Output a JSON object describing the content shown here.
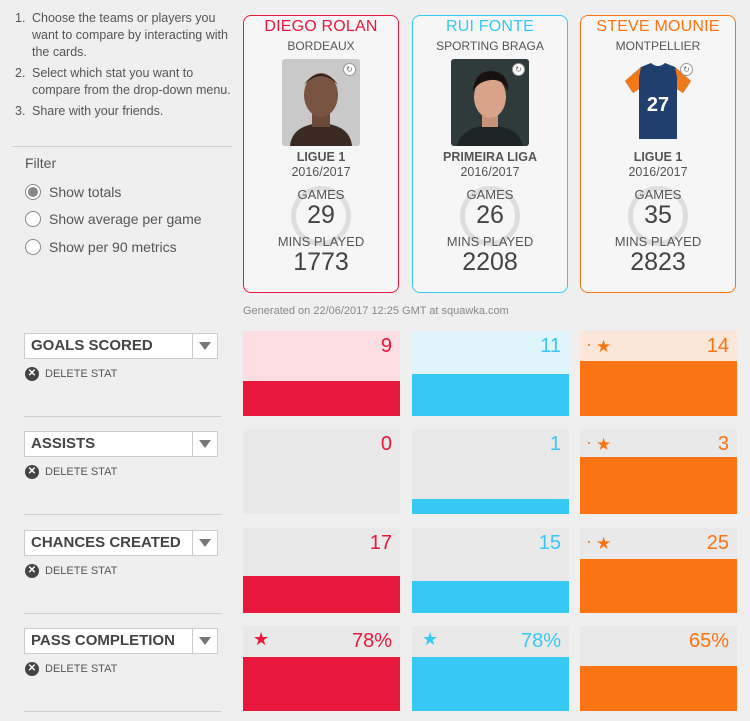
{
  "instructions": [
    {
      "num": "1.",
      "text": "Choose the teams or players you want to compare by interacting with the cards."
    },
    {
      "num": "2.",
      "text": "Select which stat you want to compare from the drop-down menu."
    },
    {
      "num": "3.",
      "text": "Share with your friends."
    }
  ],
  "filter": {
    "title": "Filter",
    "options": [
      {
        "label": "Show totals",
        "selected": true
      },
      {
        "label": "Show average per game",
        "selected": false
      },
      {
        "label": "Show per 90 metrics",
        "selected": false
      }
    ]
  },
  "players": [
    {
      "name": "DIEGO ROLAN",
      "club": "BORDEAUX",
      "league": "LIGUE 1",
      "season": "2016/2017",
      "games_label": "GAMES",
      "games": "29",
      "mins_label": "MINS PLAYED",
      "mins": "1773",
      "color": "#e8173c",
      "light": "#fbdde2",
      "photo": "player-headshot"
    },
    {
      "name": "RUI FONTE",
      "club": "SPORTING BRAGA",
      "league": "PRIMEIRA LIGA",
      "season": "2016/2017",
      "games_label": "GAMES",
      "games": "26",
      "mins_label": "MINS PLAYED",
      "mins": "2208",
      "color": "#36c9f4",
      "light": "#dff4fb",
      "photo": "player-headshot"
    },
    {
      "name": "STEVE MOUNIE",
      "club": "MONTPELLIER",
      "league": "LIGUE 1",
      "season": "2016/2017",
      "games_label": "GAMES",
      "games": "35",
      "mins_label": "MINS PLAYED",
      "mins": "2823",
      "color": "#fa7414",
      "light": "#fbe6d8",
      "photo": "jersey-27"
    }
  ],
  "generated": "Generated on 22/06/2017 12:25 GMT at squawka.com",
  "delete_label": "DELETE STAT",
  "stats": [
    {
      "name": "GOALS SCORED",
      "values": [
        "9",
        "11",
        "14"
      ],
      "fill": [
        0.41,
        0.49,
        0.65
      ],
      "best": [
        false,
        false,
        true
      ]
    },
    {
      "name": "ASSISTS",
      "values": [
        "0",
        "1",
        "3"
      ],
      "fill": [
        0.0,
        0.18,
        0.67
      ],
      "best": [
        false,
        false,
        true
      ]
    },
    {
      "name": "CHANCES CREATED",
      "values": [
        "17",
        "15",
        "25"
      ],
      "fill": [
        0.43,
        0.38,
        0.64
      ],
      "best": [
        false,
        false,
        true
      ]
    },
    {
      "name": "PASS COMPLETION",
      "values": [
        "78%",
        "78%",
        "65%"
      ],
      "fill": [
        0.64,
        0.64,
        0.53
      ],
      "best": [
        true,
        true,
        false
      ]
    }
  ]
}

_Exercise details_
The pictures should not appear in the copy; every other part of the records above must be returned exactly.

_Task solution_
Output a JSON object describing the content shown here.
{
  "instructions": [
    {
      "num": "1.",
      "text": "Choose the teams or players you want to compare by interacting with the cards."
    },
    {
      "num": "2.",
      "text": "Select which stat you want to compare from the drop-down menu."
    },
    {
      "num": "3.",
      "text": "Share with your friends."
    }
  ],
  "filter": {
    "title": "Filter",
    "options": [
      {
        "label": "Show totals",
        "selected": true
      },
      {
        "label": "Show average per game",
        "selected": false
      },
      {
        "label": "Show per 90 metrics",
        "selected": false
      }
    ]
  },
  "players": [
    {
      "name": "DIEGO ROLAN",
      "club": "BORDEAUX",
      "league": "LIGUE 1",
      "season": "2016/2017",
      "games_label": "GAMES",
      "games": "29",
      "mins_label": "MINS PLAYED",
      "mins": "1773",
      "color": "#e8173c",
      "light": "#fbdde2",
      "photo": "player-headshot"
    },
    {
      "name": "RUI FONTE",
      "club": "SPORTING BRAGA",
      "league": "PRIMEIRA LIGA",
      "season": "2016/2017",
      "games_label": "GAMES",
      "games": "26",
      "mins_label": "MINS PLAYED",
      "mins": "2208",
      "color": "#36c9f4",
      "light": "#dff4fb",
      "photo": "player-headshot"
    },
    {
      "name": "STEVE MOUNIE",
      "club": "MONTPELLIER",
      "league": "LIGUE 1",
      "season": "2016/2017",
      "games_label": "GAMES",
      "games": "35",
      "mins_label": "MINS PLAYED",
      "mins": "2823",
      "color": "#fa7414",
      "light": "#fbe6d8",
      "photo": "jersey-27"
    }
  ],
  "generated": "Generated on 22/06/2017 12:25 GMT at squawka.com",
  "delete_label": "DELETE STAT",
  "stats": [
    {
      "name": "GOALS SCORED",
      "values": [
        "9",
        "11",
        "14"
      ],
      "fill": [
        0.41,
        0.49,
        0.65
      ],
      "best": [
        false,
        false,
        true
      ]
    },
    {
      "name": "ASSISTS",
      "values": [
        "0",
        "1",
        "3"
      ],
      "fill": [
        0.0,
        0.18,
        0.67
      ],
      "best": [
        false,
        false,
        true
      ]
    },
    {
      "name": "CHANCES CREATED",
      "values": [
        "17",
        "15",
        "25"
      ],
      "fill": [
        0.43,
        0.38,
        0.64
      ],
      "best": [
        false,
        false,
        true
      ]
    },
    {
      "name": "PASS COMPLETION",
      "values": [
        "78%",
        "78%",
        "65%"
      ],
      "fill": [
        0.64,
        0.64,
        0.53
      ],
      "best": [
        true,
        true,
        false
      ]
    }
  ]
}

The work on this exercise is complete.